Every entry must be duplicated precisely as written.

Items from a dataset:
** Begin **
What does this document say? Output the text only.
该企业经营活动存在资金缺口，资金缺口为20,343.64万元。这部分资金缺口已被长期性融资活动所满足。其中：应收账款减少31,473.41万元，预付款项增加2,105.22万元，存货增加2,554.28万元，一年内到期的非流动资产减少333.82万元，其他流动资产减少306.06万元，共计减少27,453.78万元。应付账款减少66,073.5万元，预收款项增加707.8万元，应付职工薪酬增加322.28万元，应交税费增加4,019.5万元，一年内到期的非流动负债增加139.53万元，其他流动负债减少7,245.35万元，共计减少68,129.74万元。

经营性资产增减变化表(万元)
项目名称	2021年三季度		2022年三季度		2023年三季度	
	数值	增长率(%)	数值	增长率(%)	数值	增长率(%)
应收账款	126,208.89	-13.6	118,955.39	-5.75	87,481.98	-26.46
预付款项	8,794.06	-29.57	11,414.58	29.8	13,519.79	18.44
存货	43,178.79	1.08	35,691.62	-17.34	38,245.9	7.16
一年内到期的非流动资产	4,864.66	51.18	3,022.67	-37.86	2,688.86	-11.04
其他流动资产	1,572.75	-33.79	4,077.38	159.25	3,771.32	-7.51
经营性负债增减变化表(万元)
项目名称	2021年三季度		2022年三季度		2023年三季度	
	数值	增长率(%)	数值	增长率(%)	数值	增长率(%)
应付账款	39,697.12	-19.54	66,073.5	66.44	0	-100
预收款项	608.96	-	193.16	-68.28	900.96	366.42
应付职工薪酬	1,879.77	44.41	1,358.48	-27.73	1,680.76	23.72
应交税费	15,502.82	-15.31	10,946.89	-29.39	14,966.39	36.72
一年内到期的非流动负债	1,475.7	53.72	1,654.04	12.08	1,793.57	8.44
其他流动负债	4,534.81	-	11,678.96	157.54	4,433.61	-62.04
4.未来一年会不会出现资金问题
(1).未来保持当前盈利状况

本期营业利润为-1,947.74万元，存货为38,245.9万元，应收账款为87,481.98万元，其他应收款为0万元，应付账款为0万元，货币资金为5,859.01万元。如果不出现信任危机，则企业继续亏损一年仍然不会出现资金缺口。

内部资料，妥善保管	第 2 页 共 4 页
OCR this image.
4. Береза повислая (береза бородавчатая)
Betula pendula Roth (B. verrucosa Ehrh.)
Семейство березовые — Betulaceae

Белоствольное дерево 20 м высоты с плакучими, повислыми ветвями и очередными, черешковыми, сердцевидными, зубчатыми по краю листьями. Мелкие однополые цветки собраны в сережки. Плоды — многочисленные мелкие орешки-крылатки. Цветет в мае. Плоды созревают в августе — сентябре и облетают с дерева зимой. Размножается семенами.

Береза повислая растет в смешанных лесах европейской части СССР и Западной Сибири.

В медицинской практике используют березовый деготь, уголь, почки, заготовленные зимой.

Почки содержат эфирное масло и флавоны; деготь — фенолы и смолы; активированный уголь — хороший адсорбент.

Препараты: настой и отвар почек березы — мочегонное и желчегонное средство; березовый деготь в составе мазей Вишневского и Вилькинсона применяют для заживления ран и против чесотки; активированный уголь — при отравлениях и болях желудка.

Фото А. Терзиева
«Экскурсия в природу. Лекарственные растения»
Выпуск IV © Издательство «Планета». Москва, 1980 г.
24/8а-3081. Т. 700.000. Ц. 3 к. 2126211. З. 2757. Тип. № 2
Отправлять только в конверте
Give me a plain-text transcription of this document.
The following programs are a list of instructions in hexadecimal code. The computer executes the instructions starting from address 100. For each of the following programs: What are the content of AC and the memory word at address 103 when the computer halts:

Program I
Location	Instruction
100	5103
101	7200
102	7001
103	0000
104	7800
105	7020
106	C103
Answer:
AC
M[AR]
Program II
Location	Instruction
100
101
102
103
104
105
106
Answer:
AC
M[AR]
** End **
Solution for this problem:
What does this document say? Output the text only.
该企业经营活动存在资金缺口，资金缺口为20,343.64万元。这部分资金缺口已被长期性融资活动所满足。其中：应收账款减少31,473.41万元，预付款项增加2,105.22万元，存货增加2,554.28万元，一年内到期的非流动资产减少333.82万元，其他流动资产减少306.06万元，共计减少27,453.78万元。应付账款减少66,073.5万元，预收款项增加707.8万元，应付职工薪酬增加322.28万元，应交税费增加4,019.5万元，一年内到期的非流动负债增加139.53万元，其他流动负债减少7,245.35万元，共计减少68,129.74万元。

经营性资产增减变化表(万元)
项目名称	2021年三季度		2022年三季度		2023年三季度	
	数值	增长率(%)	数值	增长率(%)	数值	增长率(%)
应收账款	126,208.89	-13.6	118,955.39	-5.75	87,481.98	-26.46
预付款项	8,794.06	-29.57	11,414.58	29.8	13,519.79	18.44
存货	43,178.79	1.08	35,691.62	-17.34	38,245.9	7.16
一年内到期的非流动资产	4,864.66	51.18	3,022.67	-37.86	2,688.86	-11.04
其他流动资产	1,572.75	-33.79	4,077.38	159.25	3,771.32	-7.51
经营性负债增减变化表(万元)
项目名称	2021年三季度		2022年三季度		2023年三季度	
	数值	增长率(%)	数值	增长率(%)	数值	增长率(%)
应付账款	39,697.12	-19.54	66,073.5	66.44	0	-100
预收款项	608.96	-	193.16	-68.28	900.96	366.42
应付职工薪酬	1,879.77	44.41	1,358.48	-27.73	1,680.76	23.72
应交税费	15,502.82	-15.31	10,946.89	-29.39	14,966.39	36.72
一年内到期的非流动负债	1,475.7	53.72	1,654.04	12.08	1,793.57	8.44
其他流动负债	4,534.81	-	11,678.96	157.54	4,433.61	-62.04
4.未来一年会不会出现资金问题
(1).未来保持当前盈利状况

本期营业利润为-1,947.74万元，存货为38,245.9万元，应收账款为87,481.98万元，其他应收款为0万元，应付账款为0万元，货币资金为5,859.01万元。如果不出现信任危机，则企业继续亏损一年仍然不会出现资金缺口。

内部资料，妥善保管	第 2 页 共 4 页
OCR this image.
4. Береза повислая (береза бородавчатая)
Betula pendula Roth (B. verrucosa Ehrh.)
Семейство березовые — Betulaceae

Белоствольное дерево 20 м высоты с плакучими, повислыми ветвями и очередными, черешковыми, сердцевидными, зубчатыми по краю листьями. Мелкие однополые цветки собраны в сережки. Плоды — многочисленные мелкие орешки-крылатки. Цветет в мае. Плоды созревают в августе — сентябре и облетают с дерева зимой. Размножается семенами.

Береза повислая растет в смешанных лесах европейской части СССР и Западной Сибири.

В медицинской практике используют березовый деготь, уголь, почки, заготовленные зимой.

Почки содержат эфирное масло и флавоны; деготь — фенолы и смолы; активированный уголь — хороший адсорбент.

Препараты: настой и отвар почек березы — мочегонное и желчегонное средство; березовый деготь в составе мазей Вишневского и Вилькинсона применяют для заживления ран и против чесотки; активированный уголь — при отравлениях и болях желудка.

Фото А. Терзиева
«Экскурсия в природу. Лекарственные растения»
Выпуск IV © Издательство «Планета». Москва, 1980 г.
24/8а-3081. Т. 700.000. Ц. 3 к. 2126211. З. 2757. Тип. № 2
Отправлять только в конверте
Give me a plain-text transcription of this document.
The following programs are a list of instructions in hexadecimal code. The computer executes the instructions starting from address 100. For each of the following programs: What are the content of AC and the memory word at address 103 when the computer halts:

Program I
Location	Instruction
100	5103
101	7200
102	7001
103	0000
104	7800
105	7020
106	C103
Answer:
AC
M[AR]
Program II
Location	Instruction
100
101
102
103
104
105
106
Answer:
AC
M[AR]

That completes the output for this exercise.